▶ _Directions for this task_:
In the records below, find each line containing the word "ingin" and copy it.
● ● ● ●
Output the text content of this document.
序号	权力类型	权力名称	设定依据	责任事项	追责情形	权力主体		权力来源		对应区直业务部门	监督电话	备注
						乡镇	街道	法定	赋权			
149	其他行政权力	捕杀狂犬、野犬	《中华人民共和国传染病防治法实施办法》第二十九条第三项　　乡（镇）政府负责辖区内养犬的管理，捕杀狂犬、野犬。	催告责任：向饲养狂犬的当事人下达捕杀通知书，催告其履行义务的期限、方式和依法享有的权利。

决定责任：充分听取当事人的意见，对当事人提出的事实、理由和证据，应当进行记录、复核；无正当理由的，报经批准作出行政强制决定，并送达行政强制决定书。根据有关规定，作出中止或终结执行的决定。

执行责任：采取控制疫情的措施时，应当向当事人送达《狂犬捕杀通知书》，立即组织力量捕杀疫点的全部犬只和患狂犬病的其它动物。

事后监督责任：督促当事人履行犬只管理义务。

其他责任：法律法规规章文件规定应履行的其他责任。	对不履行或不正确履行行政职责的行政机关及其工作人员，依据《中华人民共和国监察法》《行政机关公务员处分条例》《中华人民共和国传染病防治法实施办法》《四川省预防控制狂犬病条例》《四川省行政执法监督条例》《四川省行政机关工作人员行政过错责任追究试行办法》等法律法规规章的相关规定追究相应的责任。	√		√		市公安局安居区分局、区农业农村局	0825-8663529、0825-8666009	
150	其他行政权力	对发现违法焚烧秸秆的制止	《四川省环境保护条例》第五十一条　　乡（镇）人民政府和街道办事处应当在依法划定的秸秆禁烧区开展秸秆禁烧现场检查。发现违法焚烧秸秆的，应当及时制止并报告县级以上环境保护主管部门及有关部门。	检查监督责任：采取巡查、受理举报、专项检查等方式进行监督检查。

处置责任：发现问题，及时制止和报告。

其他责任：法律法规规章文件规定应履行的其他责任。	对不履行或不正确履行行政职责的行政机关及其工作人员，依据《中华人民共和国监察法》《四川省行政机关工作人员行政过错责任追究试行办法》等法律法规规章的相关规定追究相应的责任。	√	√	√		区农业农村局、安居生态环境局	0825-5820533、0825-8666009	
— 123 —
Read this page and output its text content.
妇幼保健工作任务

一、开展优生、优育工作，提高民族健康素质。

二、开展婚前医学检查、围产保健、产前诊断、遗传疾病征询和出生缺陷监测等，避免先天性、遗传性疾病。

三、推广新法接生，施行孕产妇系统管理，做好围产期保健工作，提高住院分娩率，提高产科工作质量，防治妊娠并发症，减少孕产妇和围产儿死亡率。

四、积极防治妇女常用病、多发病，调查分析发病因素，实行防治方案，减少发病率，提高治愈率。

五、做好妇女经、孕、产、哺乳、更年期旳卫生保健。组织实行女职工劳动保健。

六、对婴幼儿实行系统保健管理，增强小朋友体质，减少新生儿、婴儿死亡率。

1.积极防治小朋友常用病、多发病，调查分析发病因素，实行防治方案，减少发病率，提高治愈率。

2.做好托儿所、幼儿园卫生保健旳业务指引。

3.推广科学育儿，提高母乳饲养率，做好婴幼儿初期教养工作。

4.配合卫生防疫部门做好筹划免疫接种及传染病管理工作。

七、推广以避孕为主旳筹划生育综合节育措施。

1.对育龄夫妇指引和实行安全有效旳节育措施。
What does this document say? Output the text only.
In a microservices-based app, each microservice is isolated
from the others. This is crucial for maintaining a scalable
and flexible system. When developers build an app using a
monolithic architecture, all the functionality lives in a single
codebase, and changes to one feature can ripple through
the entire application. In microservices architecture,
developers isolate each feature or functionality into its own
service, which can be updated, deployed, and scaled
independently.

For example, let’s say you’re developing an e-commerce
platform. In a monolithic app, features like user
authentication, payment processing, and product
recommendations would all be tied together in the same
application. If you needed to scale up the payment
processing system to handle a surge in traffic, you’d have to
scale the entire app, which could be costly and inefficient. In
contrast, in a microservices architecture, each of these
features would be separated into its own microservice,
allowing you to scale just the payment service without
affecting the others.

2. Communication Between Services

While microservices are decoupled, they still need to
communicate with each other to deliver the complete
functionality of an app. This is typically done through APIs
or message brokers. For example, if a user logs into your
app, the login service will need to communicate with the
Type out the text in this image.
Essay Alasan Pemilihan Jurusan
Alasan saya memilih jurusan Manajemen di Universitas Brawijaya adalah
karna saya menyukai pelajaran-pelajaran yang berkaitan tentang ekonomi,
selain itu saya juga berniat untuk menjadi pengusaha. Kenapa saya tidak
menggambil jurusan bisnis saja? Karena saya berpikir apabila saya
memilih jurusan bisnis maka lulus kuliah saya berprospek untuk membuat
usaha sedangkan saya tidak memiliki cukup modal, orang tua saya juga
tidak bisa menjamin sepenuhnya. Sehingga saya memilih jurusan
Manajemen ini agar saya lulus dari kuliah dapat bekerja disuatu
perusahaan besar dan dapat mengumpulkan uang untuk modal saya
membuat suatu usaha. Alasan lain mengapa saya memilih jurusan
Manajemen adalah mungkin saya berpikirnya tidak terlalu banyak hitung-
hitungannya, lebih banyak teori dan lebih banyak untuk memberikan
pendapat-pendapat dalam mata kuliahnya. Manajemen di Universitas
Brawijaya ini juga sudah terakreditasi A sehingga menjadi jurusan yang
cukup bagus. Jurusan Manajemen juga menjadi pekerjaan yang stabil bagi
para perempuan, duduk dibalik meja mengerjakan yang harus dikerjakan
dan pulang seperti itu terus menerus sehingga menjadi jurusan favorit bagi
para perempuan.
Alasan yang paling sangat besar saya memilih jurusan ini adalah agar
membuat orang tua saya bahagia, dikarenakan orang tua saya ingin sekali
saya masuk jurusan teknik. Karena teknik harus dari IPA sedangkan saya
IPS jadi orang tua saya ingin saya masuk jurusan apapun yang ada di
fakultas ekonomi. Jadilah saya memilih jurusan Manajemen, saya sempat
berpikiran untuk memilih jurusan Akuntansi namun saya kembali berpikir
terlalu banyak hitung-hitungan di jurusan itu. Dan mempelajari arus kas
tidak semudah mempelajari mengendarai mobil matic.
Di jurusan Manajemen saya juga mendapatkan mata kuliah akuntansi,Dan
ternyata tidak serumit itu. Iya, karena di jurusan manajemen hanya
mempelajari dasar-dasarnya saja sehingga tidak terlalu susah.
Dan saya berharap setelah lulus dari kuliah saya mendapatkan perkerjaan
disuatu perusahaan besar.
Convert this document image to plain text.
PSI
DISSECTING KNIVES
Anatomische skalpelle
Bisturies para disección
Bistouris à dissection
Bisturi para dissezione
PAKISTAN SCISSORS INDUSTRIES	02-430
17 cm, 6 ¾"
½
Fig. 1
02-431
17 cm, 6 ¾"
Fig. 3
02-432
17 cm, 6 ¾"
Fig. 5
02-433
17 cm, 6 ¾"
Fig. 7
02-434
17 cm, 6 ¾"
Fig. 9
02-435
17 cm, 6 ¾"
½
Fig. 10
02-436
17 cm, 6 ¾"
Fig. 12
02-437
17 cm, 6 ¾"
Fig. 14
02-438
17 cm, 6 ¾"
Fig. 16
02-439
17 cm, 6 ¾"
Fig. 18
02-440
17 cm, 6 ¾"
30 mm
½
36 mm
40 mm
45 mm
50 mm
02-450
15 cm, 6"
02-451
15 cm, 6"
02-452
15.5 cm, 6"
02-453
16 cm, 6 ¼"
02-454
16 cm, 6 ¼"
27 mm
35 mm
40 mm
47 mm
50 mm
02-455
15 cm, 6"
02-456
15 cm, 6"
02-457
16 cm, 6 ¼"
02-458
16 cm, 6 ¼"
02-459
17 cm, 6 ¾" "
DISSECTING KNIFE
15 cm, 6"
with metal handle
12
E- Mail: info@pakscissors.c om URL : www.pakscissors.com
● ● ● ●
▶ _Response_:
membuat orang tua saya bahagia, dikarenakan orang tua saya ingin sekali
IPS jadi orang tua saya ingin saya masuk jurusan apapun yang ada di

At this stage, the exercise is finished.